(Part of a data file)
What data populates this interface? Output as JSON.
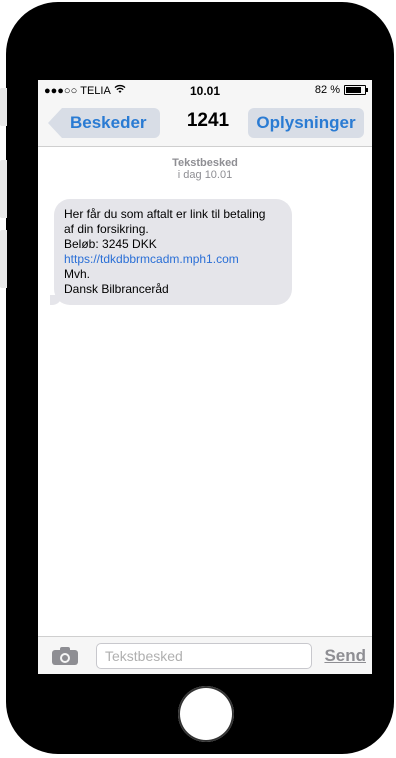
{
  "status_bar": {
    "signal": "●●●○○",
    "carrier": "TELIA",
    "wifi_icon": "wifi-icon",
    "time": "10.01",
    "battery_percent": "82 %",
    "battery_level": 0.82
  },
  "nav": {
    "back_label": "Beskeder",
    "title": "1241",
    "info_label": "Oplysninger"
  },
  "thread": {
    "meta_type": "Tekstbesked",
    "meta_time": "i dag 10.01",
    "message": {
      "line1": "Her får du som aftalt er link til betaling",
      "line2": "af din forsikring.",
      "line3": "Beløb: 3245 DKK",
      "link": "https://tdkdbbrmcadm.mph1.com",
      "line5": "Mvh.",
      "line6": "Dansk Bilbranceråd"
    }
  },
  "input_bar": {
    "camera_icon": "camera-icon",
    "placeholder": "Tekstbesked",
    "send_label": "Send"
  }
}
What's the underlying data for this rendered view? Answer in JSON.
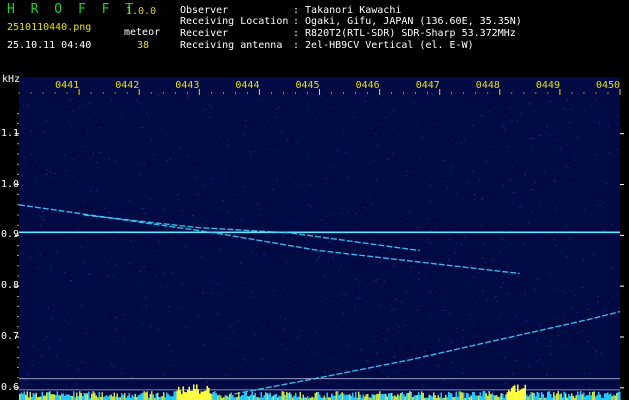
{
  "header": {
    "logo": "H R O F F T",
    "version": "1.0.0",
    "file_name": "2510110440.png",
    "timestamp": "25.10.11 04:40",
    "meteor_label": "meteor",
    "meteor_count": "38",
    "info_rows": [
      {
        "label": "Observer",
        "value": ": Takanori Kawachi"
      },
      {
        "label": "Receiving Location",
        "value": ": Ogaki, Gifu, JAPAN (136.60E, 35.35N)"
      },
      {
        "label": "Receiver",
        "value": ": R820T2(RTL-SDR) SDR-Sharp 53.372MHz"
      },
      {
        "label": "Receiving antenna",
        "value": ": 2el-HB9CV Vertical (el. E-W)"
      }
    ]
  },
  "chart_data": {
    "type": "heatmap",
    "ylabel": "kHz",
    "y_ticks": [
      "1.1",
      "1.0",
      "0.9",
      "0.8",
      "0.7",
      "0.6"
    ],
    "x_ticks": [
      "0441",
      "0442",
      "0443",
      "0444",
      "0445",
      "0446",
      "0447",
      "0448",
      "0449",
      "0450"
    ],
    "ylim": [
      0.58,
      1.18
    ],
    "colors": {
      "background": "#010a42",
      "trace": "#40c8ff",
      "carrier": "#5fe8ff",
      "bright": "#ffff40",
      "ticks": "#e8e000"
    },
    "carrier_khz": 0.906,
    "traces": [
      {
        "x": [
          "04:40:00",
          "04:43:15",
          "04:45:00",
          "04:48:20"
        ],
        "y": [
          0.96,
          0.905,
          0.87,
          0.825
        ]
      },
      {
        "x": [
          "04:41:05",
          "04:43:00",
          "04:44:30",
          "04:46:40"
        ],
        "y": [
          0.94,
          0.915,
          0.905,
          0.87
        ]
      },
      {
        "x": [
          "04:43:35",
          "04:45:00",
          "04:46:30",
          "04:48:00",
          "04:49:30",
          "04:50:00"
        ],
        "y": [
          0.588,
          0.62,
          0.655,
          0.695,
          0.735,
          0.75
        ]
      }
    ],
    "reference_lines_khz": [
      0.618,
      0.596
    ]
  }
}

**TASK GOAL:** Among the lines of the material, find those that hold the word "JSON" and copy them.

**EXERCISE RESULT:**
What data populates this interface? Output as JSON.
What's the underlying data for this rendered view? Answer in JSON.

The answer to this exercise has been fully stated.